DATA ENTRIES
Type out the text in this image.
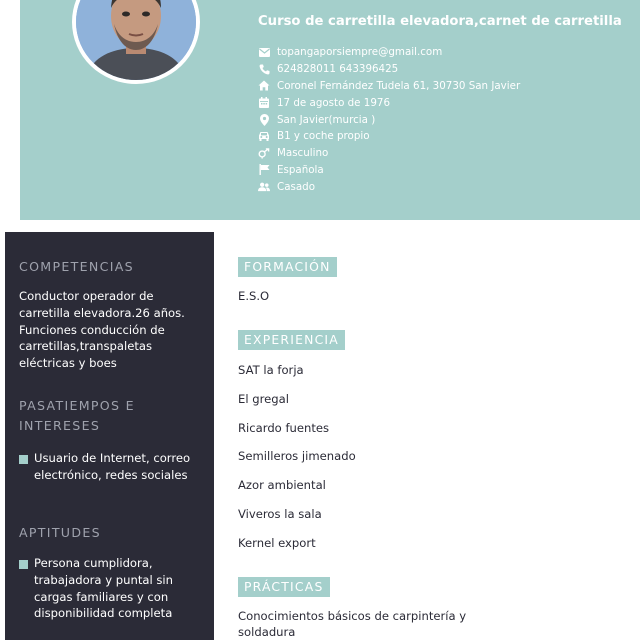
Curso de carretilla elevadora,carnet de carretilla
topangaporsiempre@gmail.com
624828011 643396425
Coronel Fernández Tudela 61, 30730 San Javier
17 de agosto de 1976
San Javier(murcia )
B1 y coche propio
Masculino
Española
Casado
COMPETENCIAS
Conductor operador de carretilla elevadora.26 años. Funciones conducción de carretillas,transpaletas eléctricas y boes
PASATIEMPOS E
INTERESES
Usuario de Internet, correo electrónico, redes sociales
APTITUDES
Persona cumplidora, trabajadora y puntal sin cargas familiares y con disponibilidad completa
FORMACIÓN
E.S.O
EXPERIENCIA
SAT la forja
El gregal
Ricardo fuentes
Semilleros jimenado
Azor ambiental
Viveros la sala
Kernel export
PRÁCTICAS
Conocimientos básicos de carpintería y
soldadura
---
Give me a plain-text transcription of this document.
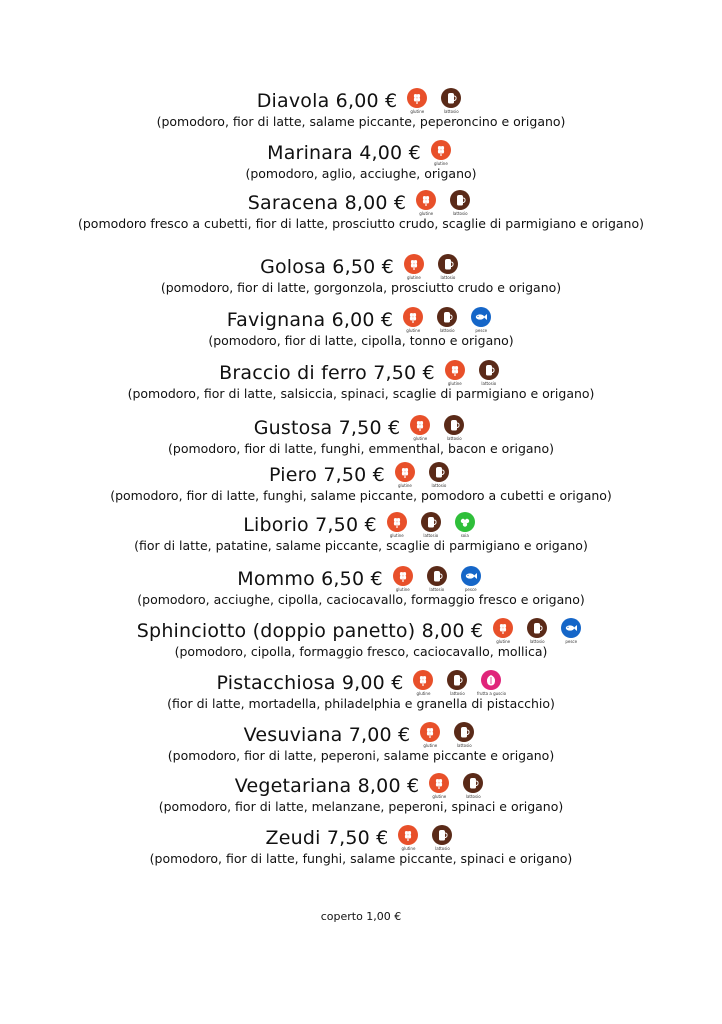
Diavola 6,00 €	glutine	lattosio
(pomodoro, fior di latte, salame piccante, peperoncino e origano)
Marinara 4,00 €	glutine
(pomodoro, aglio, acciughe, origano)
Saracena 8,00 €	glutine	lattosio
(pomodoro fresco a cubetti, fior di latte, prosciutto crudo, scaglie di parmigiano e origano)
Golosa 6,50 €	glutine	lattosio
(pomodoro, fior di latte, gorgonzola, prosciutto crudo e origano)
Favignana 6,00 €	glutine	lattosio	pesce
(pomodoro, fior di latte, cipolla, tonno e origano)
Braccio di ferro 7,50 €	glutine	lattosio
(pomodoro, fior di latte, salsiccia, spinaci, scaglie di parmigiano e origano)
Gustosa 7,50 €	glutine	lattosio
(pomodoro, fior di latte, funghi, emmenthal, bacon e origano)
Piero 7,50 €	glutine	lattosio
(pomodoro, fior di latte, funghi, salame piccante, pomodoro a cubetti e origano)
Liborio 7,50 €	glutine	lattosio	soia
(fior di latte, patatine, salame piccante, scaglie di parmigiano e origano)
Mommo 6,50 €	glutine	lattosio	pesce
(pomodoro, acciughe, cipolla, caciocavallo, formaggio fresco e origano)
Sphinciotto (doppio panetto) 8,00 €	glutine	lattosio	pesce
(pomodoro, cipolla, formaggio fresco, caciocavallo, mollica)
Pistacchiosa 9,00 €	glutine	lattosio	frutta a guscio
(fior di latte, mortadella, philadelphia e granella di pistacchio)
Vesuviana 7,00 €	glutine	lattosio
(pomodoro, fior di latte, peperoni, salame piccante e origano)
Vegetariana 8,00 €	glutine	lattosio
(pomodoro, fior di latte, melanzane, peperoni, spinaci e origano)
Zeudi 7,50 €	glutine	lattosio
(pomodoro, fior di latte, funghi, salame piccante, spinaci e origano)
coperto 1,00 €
...
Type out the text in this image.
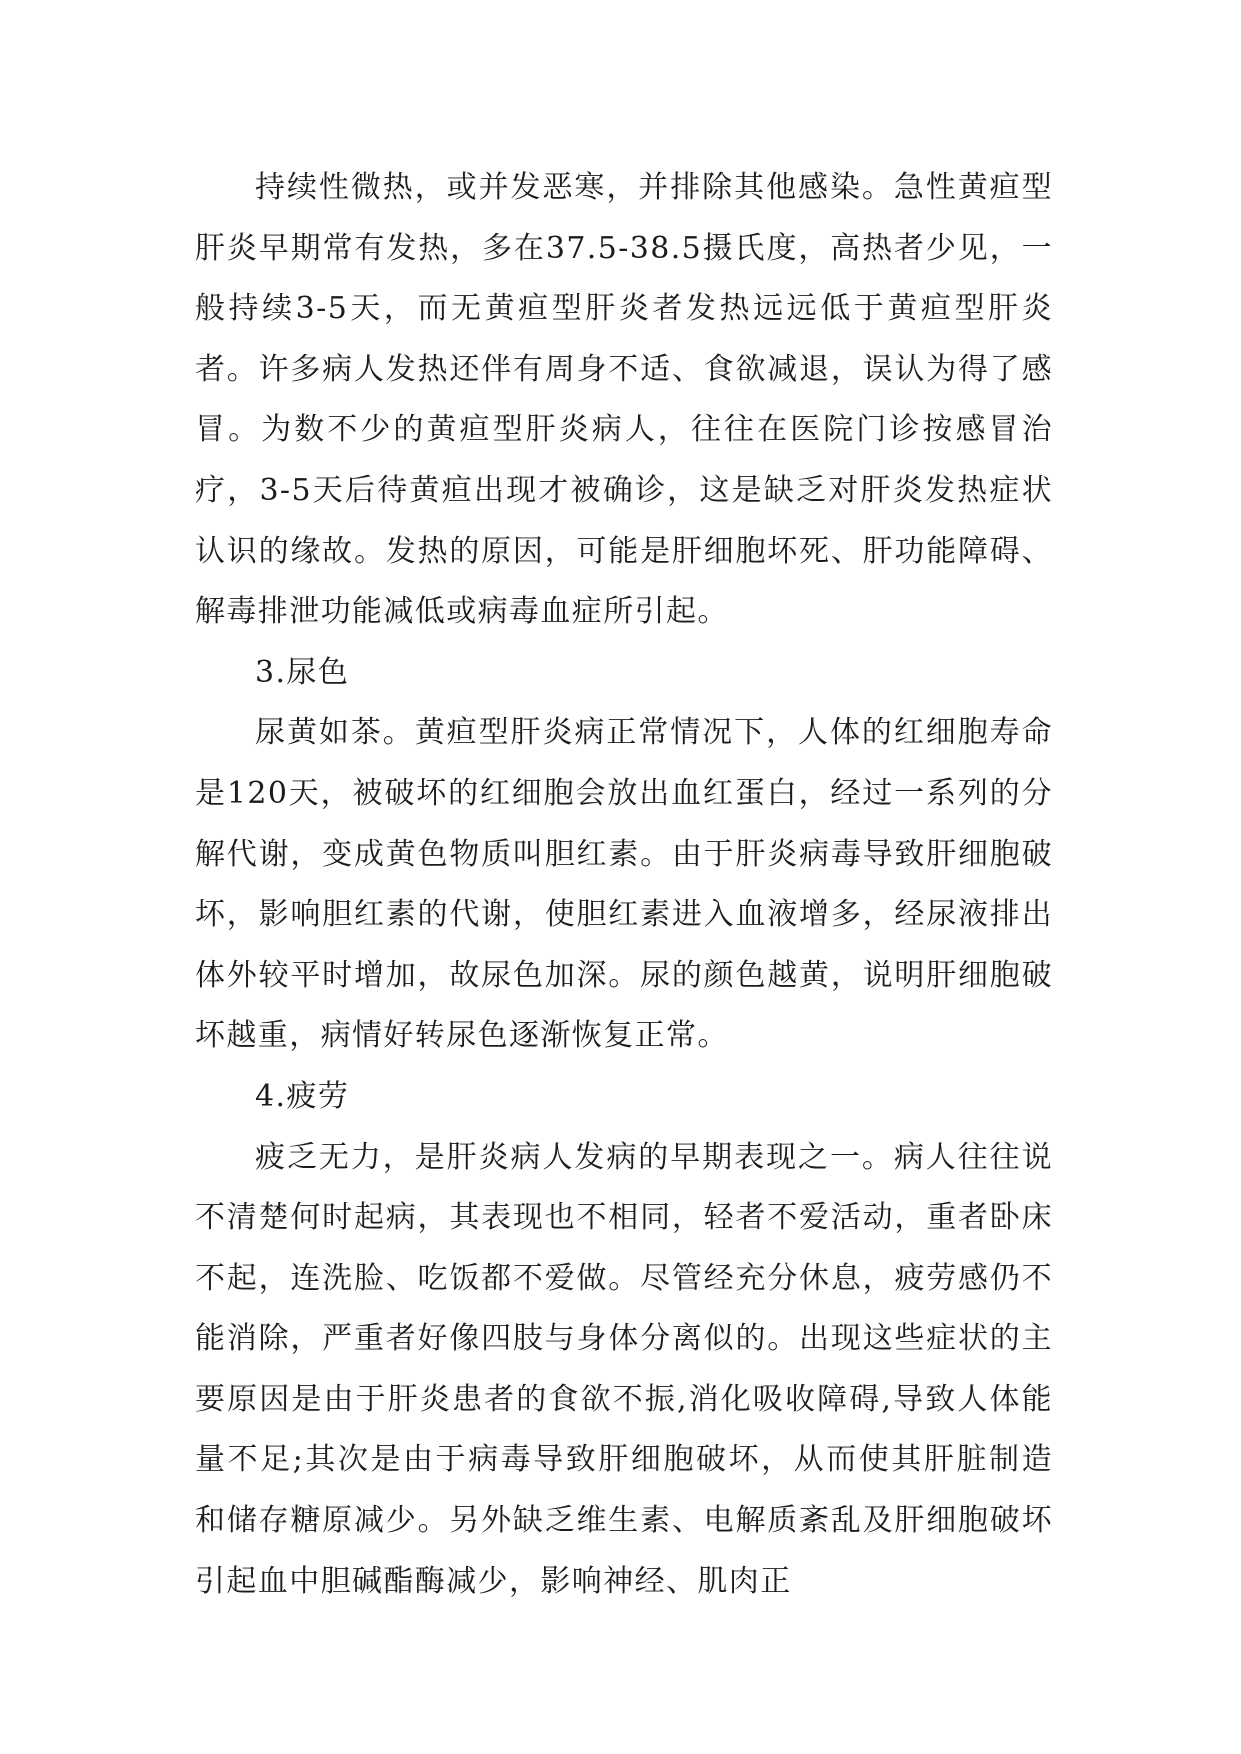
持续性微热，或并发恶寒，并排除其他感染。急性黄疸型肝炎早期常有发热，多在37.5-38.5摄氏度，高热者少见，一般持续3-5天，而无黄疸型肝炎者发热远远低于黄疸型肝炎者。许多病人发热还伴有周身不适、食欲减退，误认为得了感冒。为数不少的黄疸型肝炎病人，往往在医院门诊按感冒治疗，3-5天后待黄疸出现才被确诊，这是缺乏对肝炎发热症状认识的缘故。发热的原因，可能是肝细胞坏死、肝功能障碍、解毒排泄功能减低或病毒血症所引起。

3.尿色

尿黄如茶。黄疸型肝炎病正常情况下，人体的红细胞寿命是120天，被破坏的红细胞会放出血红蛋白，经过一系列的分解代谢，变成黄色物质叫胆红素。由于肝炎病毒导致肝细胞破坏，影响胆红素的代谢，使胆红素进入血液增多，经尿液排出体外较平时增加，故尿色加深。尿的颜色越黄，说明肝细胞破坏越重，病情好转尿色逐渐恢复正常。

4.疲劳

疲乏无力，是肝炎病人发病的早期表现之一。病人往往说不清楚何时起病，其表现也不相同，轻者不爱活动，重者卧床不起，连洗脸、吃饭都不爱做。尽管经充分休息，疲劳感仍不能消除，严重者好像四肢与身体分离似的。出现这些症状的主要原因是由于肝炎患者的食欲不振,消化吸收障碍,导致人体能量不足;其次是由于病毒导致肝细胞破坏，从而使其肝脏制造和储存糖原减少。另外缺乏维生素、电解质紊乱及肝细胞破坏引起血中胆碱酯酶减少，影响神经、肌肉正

REQUEST
Scan the material above for the string "formaggio" and return the lines that hold it.

EXERCISE SOLUTION
(pomodoro, acciughe, cipolla, caciocavallo, formaggio fresco e origano)
(pomodoro, cipolla, formaggio fresco, caciocavallo, mollica)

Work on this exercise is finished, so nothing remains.